▶ Consigne A
Dans l'extrait sur l'idéal féminin d'après-guerre, de quoi la minceur est-elle synonyme après la Seconde Guerre mondiale ?
▶ Consigne B
En vous appuyant sur l'extrait sur l'idéal féminin d'après-guerre, expliquez en une à trois phrases comment Marilyn est devenue l'image même de la beauté idéale.
▶ Consigne C
Restituez mot pour mot le passage de l'extrait sur l'idéal féminin d'après-guerre qui commence par "Poitrine généreuse, lèvres" et se poursuit jusqu'à "sont très codifiés.".

▶ Extrait du document

»»

Poitrine généreuse, lèvres pulpeuses, sensualité exacerbée... Après la Seconde Guerre mondiale, la minceur est synonyme de mauvaise santé. Hollywood, la nouvelle usine à rêves toute puissante, crée un nouvel idéal féminin : blonde et sensuelle, l'actrice hollywoodienne a toujours un air de Marilyn. Cette dernière, qui a commencé par poser nue pour des calendriers, s'est transformée pour correspondre parfaitement au nouveau modèle : s'étant éclairci les cheveux en blonde platine, elle est devenue l'image même de la beauté idéale, pure et sensuelle, volcanique et enfantine. Mais tout est bien différent dans la "vraie" vie, où les conventions soiales sont soigneusement respectées : certains parents interdisent aux adolescentes de se maquiller, le flirt est chaperonné, les fiançailles et le mariage sont très codifiés.

««

▶ Données fournies
»»

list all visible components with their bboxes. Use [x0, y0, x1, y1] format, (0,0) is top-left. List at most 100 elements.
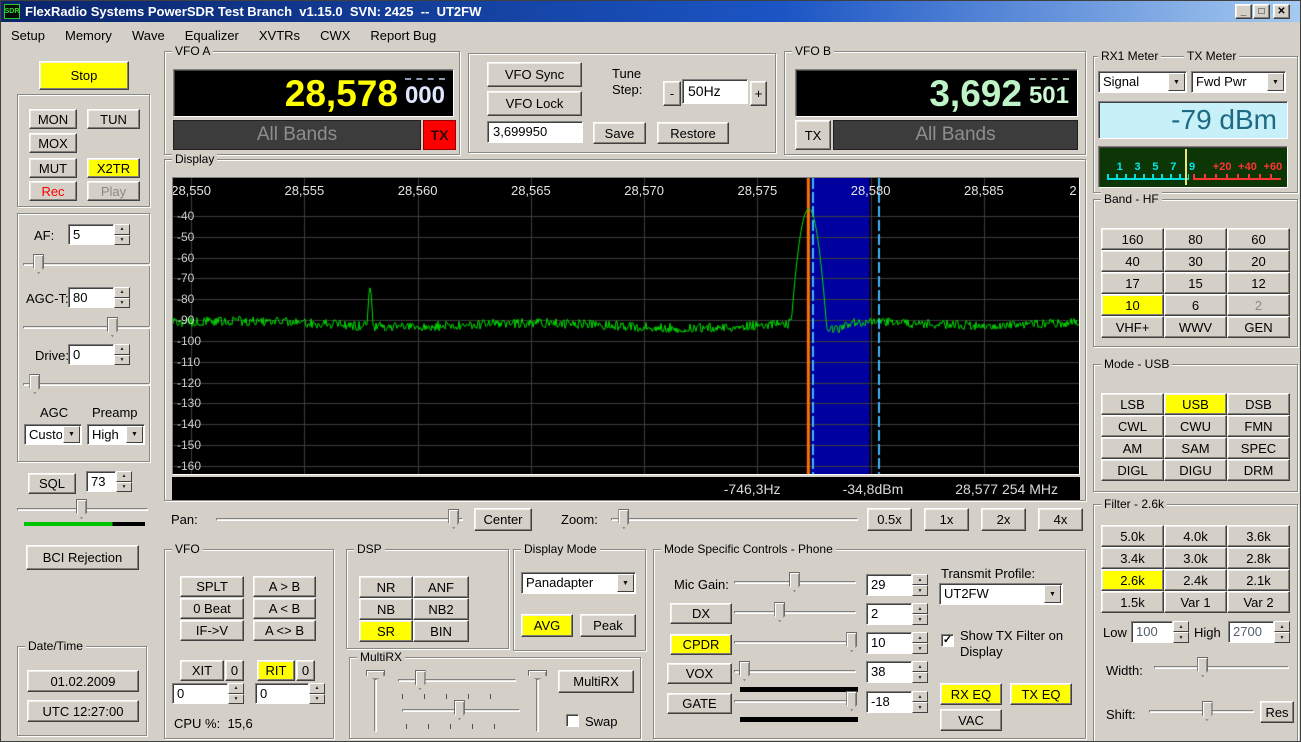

««

▶ Réponse A
De mauvaise santé.

▶ Réponse B
Marilyn s'est transformée pour correspondre parfaitement au nouveau modèle féminin imposé par Hollywood. En s'éclaircissant les cheveux en blonde platine, elle est devenue l'image de la beauté idéale, pure et sensuelle, volcanique et enfantine.

▶ Réponse C
Poitrine généreuse, lèvres pulpeuses, sensualité exacerbée... Après la Seconde Guerre mondiale, la minceur est synonyme de mauvaise santé. Hollywood, la nouvelle usine à rêves toute puissante, crée un nouvel idéal féminin : blonde et sensuelle, l'actrice hollywoodienne a toujours un air de Marilyn. Cette dernière, qui a commencé par poser nue pour des calendriers, s'est transformée pour correspondre parfaitement au nouveau modèle : s'étant éclairci les cheveux en blonde platine, elle est devenue l'image même de la beauté idéale, pure et sensuelle, volcanique et enfantine. Mais tout est bien différent dans la "vraie" vie, où les conventions soiales sont soigneusement respectées : certains parents interdisent aux adolescentes de se maquiller, le flirt est chaperonné, les fiançailles et le mariage sont très codifiés.